EXERCISE PROMPT:
The answer is one number: how many lines in the data below hold "enunciados".
>> BEGIN SUPPLIED DATA
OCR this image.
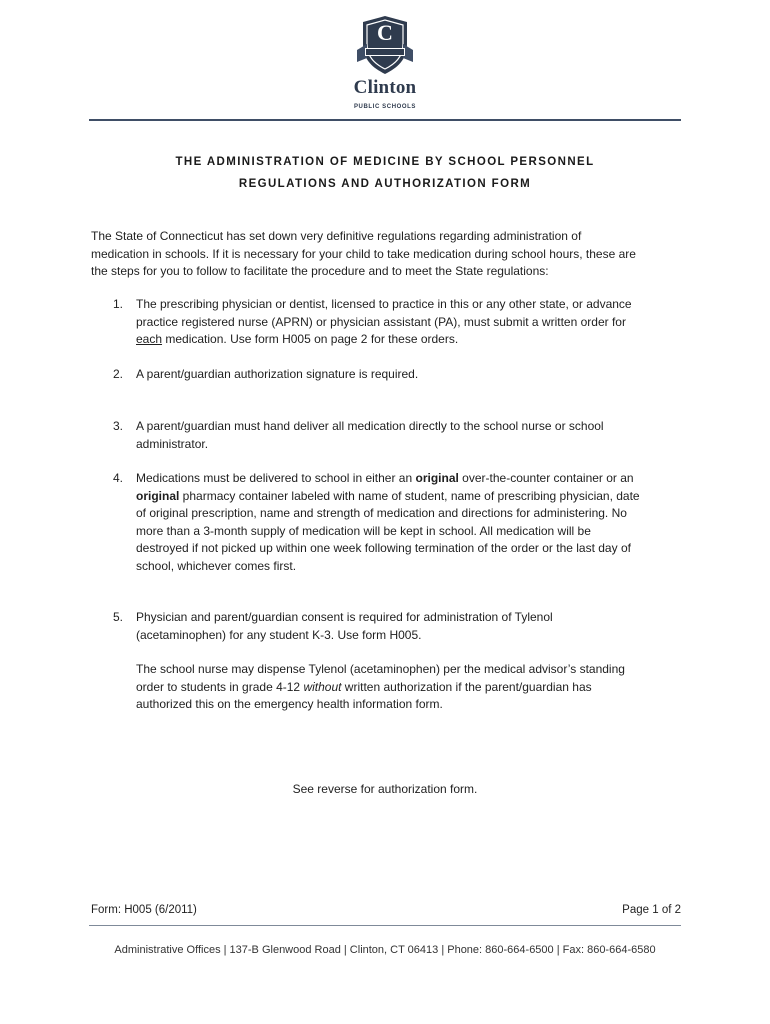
C
Clinton
PUBLIC SCHOOLS
THE ADMINISTRATION OF MEDICINE BY SCHOOL PERSONNEL
REGULATIONS AND AUTHORIZATION FORM
The State of Connecticut has set down very definitive regulations regarding administration of
medication in schools. If it is necessary for your child to take medication during school hours, these are
the steps for you to follow to facilitate the procedure and to meet the State regulations:
1. The prescribing physician or dentist, licensed to practice in this or any other state, or advance
practice registered nurse (APRN) or physician assistant (PA), must submit a written order for
each medication. Use form H005 on page 2 for these orders.
2. A parent/guardian authorization signature is required.
3. A parent/guardian must hand deliver all medication directly to the school nurse or school
administrator.
4. Medications must be delivered to school in either an original over-the-counter container or an
original pharmacy container labeled with name of student, name of prescribing physician, date
of original prescription, name and strength of medication and directions for administering. No
more than a 3-month supply of medication will be kept in school. All medication will be
destroyed if not picked up within one week following termination of the order or the last day of
school, whichever comes first.
5. Physician and parent/guardian consent is required for administration of Tylenol
(acetaminophen) for any student K-3. Use form H005.
The school nurse may dispense Tylenol (acetaminophen) per the medical advisor’s standing
order to students in grade 4-12 without written authorization if the parent/guardian has
authorized this on the emergency health information form.
See reverse for authorization form.
Form: H005 (6/2011)	Page 1 of 2
Administrative Offices | 137-B Glenwood Road | Clinton, CT 06413 | Phone: 860-664-6500 | Fax: 860-664-6580
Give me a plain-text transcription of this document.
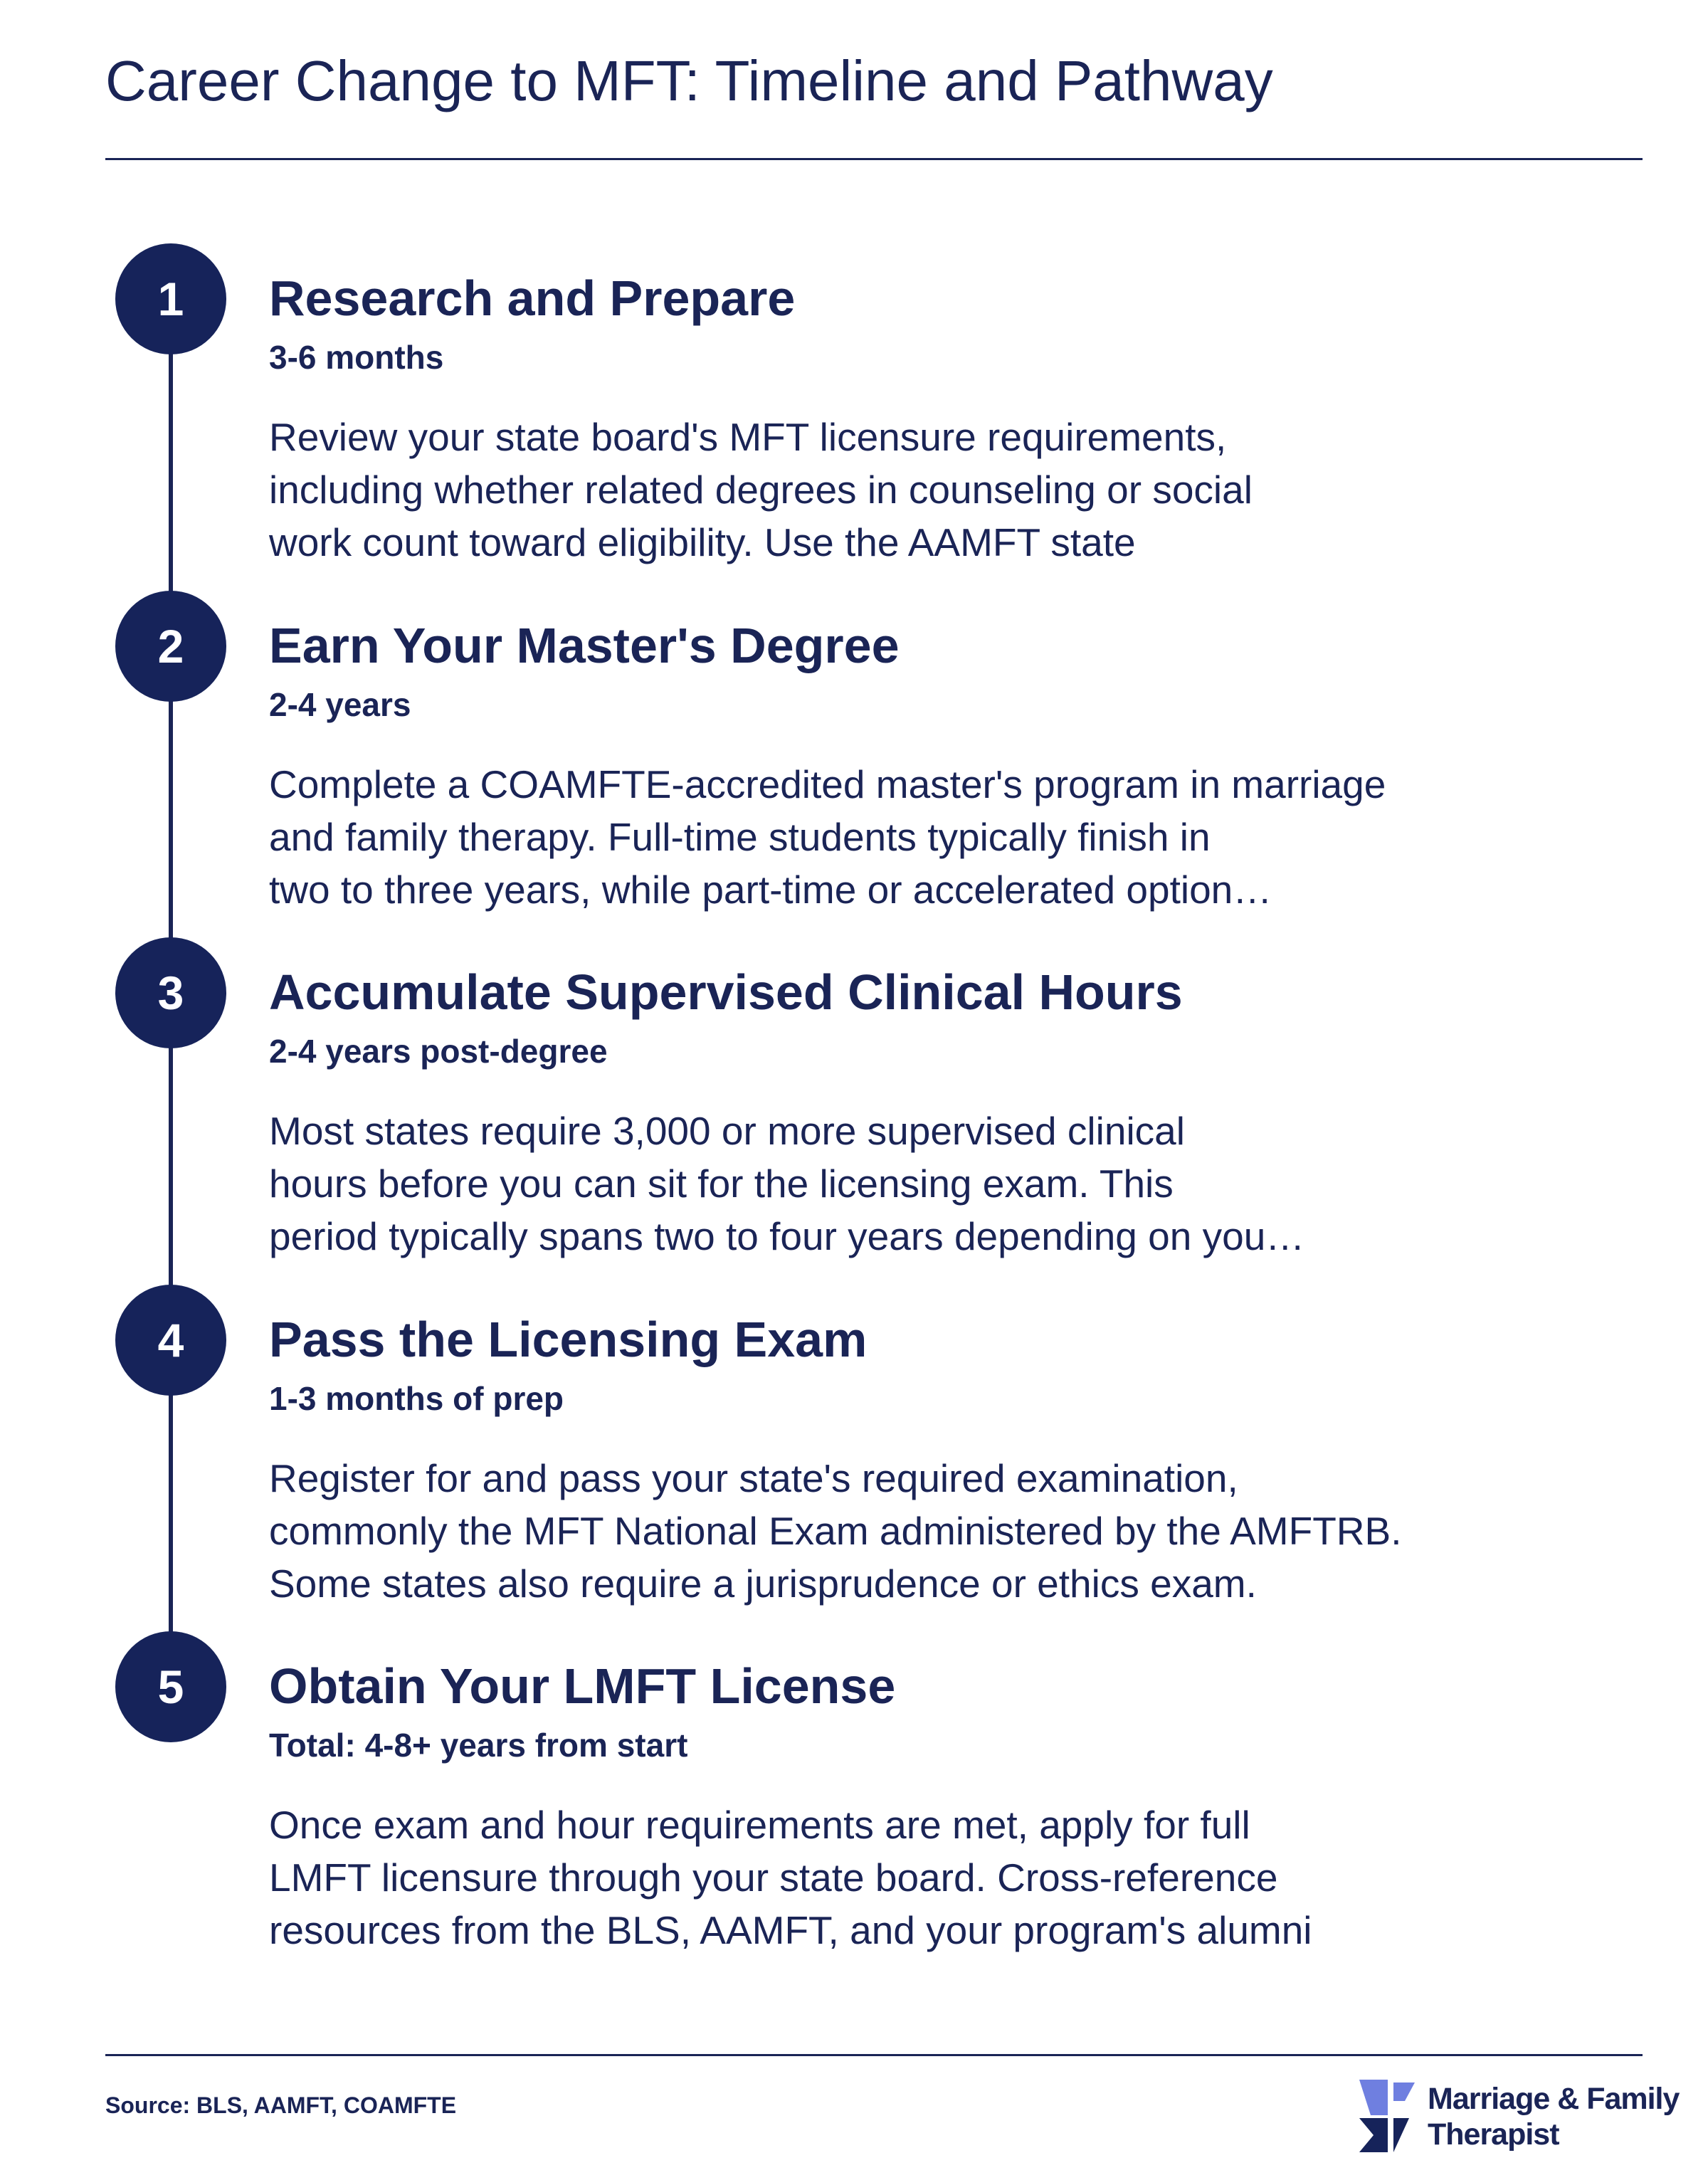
Career Change to MFT: Timeline and Pathway
1	Research and Prepare
3-6 months
Review your state board's MFT licensure requirements,
including whether related degrees in counseling or social
work count toward eligibility. Use the AAMFT state
2	Earn Your Master's Degree
2-4 years
Complete a COAMFTE-accredited master's program in marriage
and family therapy. Full-time students typically finish in
two to three years, while part-time or accelerated option…
3	Accumulate Supervised Clinical Hours
2-4 years post-degree
Most states require 3,000 or more supervised clinical
hours before you can sit for the licensing exam. This
period typically spans two to four years depending on you…
4	Pass the Licensing Exam
1-3 months of prep
Register for and pass your state's required examination,
commonly the MFT National Exam administered by the AMFTRB.
Some states also require a jurisprudence or ethics exam.
5	Obtain Your LMFT License
Total: 4-8+ years from start
Once exam and hour requirements are met, apply for full
LMFT licensure through your state board. Cross-reference
resources from the BLS, AAMFT, and your program's alumni
Source: BLS, AAMFT, COAMFTE	Marriage & Family
Therapist
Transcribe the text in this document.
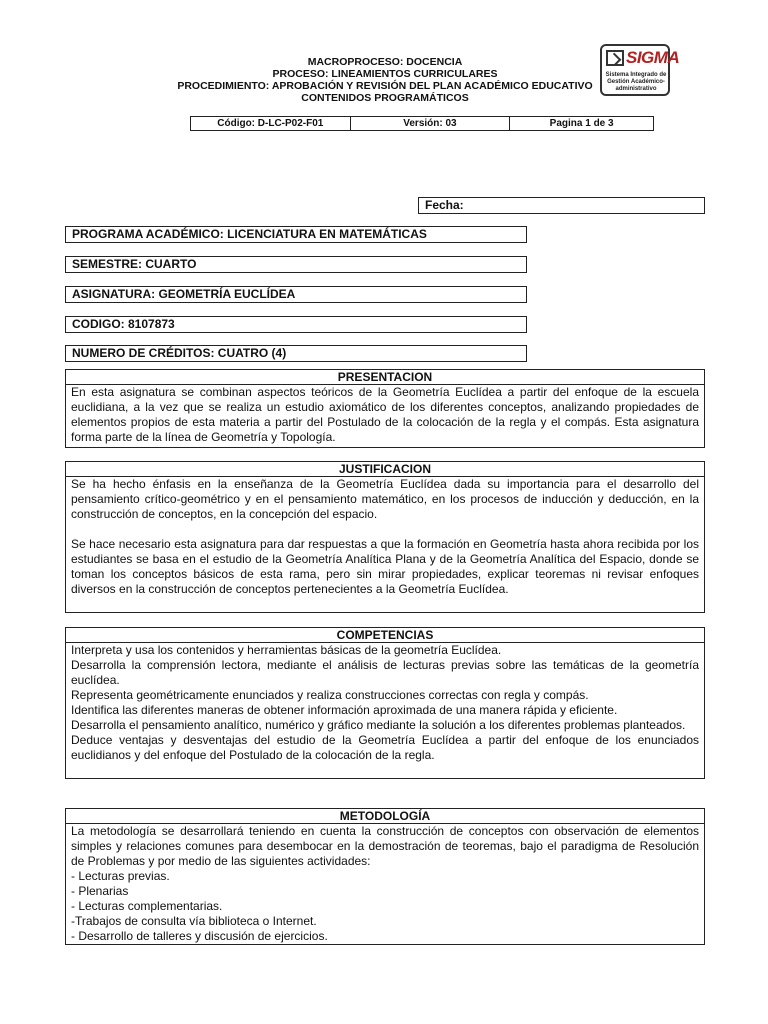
MACROPROCESO: DOCENCIA
PROCESO: LINEAMIENTOS CURRICULARES
PROCEDIMIENTO: APROBACIÓN Y REVISIÓN DEL PLAN ACADÉMICO EDUCATIVO
CONTENIDOS PROGRAMÁTICOS
SIGMA
Sistema Integrado de Gestión Académico-administrativo
Código: D-LC-P02-F01	Versión: 03	Pagina 1 de 3
Fecha:
PROGRAMA ACADÉMICO: LICENCIATURA EN MATEMÁTICAS
SEMESTRE: CUARTO
ASIGNATURA: GEOMETRÍA EUCLÍDEA
CODIGO: 8107873
NUMERO DE CRÉDITOS: CUATRO (4)
PRESENTACION
En esta asignatura se combinan aspectos teóricos de la Geometría Euclídea a partir del enfoque de la escuela euclidiana, a la vez que se realiza un estudio axiomático de los diferentes conceptos, analizando propiedades de elementos propios de esta materia a partir del Postulado de la colocación de la regla y el compás. Esta asignatura forma parte de la línea de Geometría y Topología.
JUSTIFICACION

Se ha hecho énfasis en la enseñanza de la Geometría Euclídea dada su importancia para el desarrollo del pensamiento crítico-geométrico y en el pensamiento matemático, en los procesos de inducción y deducción, en la construcción de conceptos, en la concepción del espacio.

Se hace necesario esta asignatura para dar respuestas a que la formación en Geometría hasta ahora recibida por los estudiantes se basa en el estudio de la Geometría Analítica Plana y de la Geometría Analítica del Espacio, donde se toman los conceptos básicos de esta rama, pero sin mirar propiedades, explicar teoremas ni revisar enfoques diversos en la construcción de conceptos pertenecientes a la Geometría Euclídea.

COMPETENCIAS

Interpreta y usa los contenidos y herramientas básicas de la geometría Euclídea.

Desarrolla la comprensión lectora, mediante el análisis de lecturas previas sobre las temáticas de la geometría euclídea.

Representa geométricamente enunciados y realiza construcciones correctas con regla y compás.

Identifica las diferentes maneras de obtener información aproximada de una manera rápida y eficiente.

Desarrolla el pensamiento analítico, numérico y gráfico mediante la solución a los diferentes problemas planteados.

Deduce ventajas y desventajas del estudio de la Geometría Euclídea a partir del enfoque de los enunciados euclidianos y del enfoque del Postulado de la colocación de la regla.

METODOLOGÍA

La metodología se desarrollará teniendo en cuenta la construcción de conceptos con observación de elementos simples y relaciones comunes para desembocar en la demostración de teoremas, bajo el paradigma de Resolución de Problemas y por medio de las siguientes actividades:

- Lecturas previas.

- Plenarias

- Lecturas complementarias.

-Trabajos de consulta vía biblioteca o Internet.

- Desarrollo de talleres y discusión de ejercicios.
>> END SUPPLIED DATA
ANSWER:
2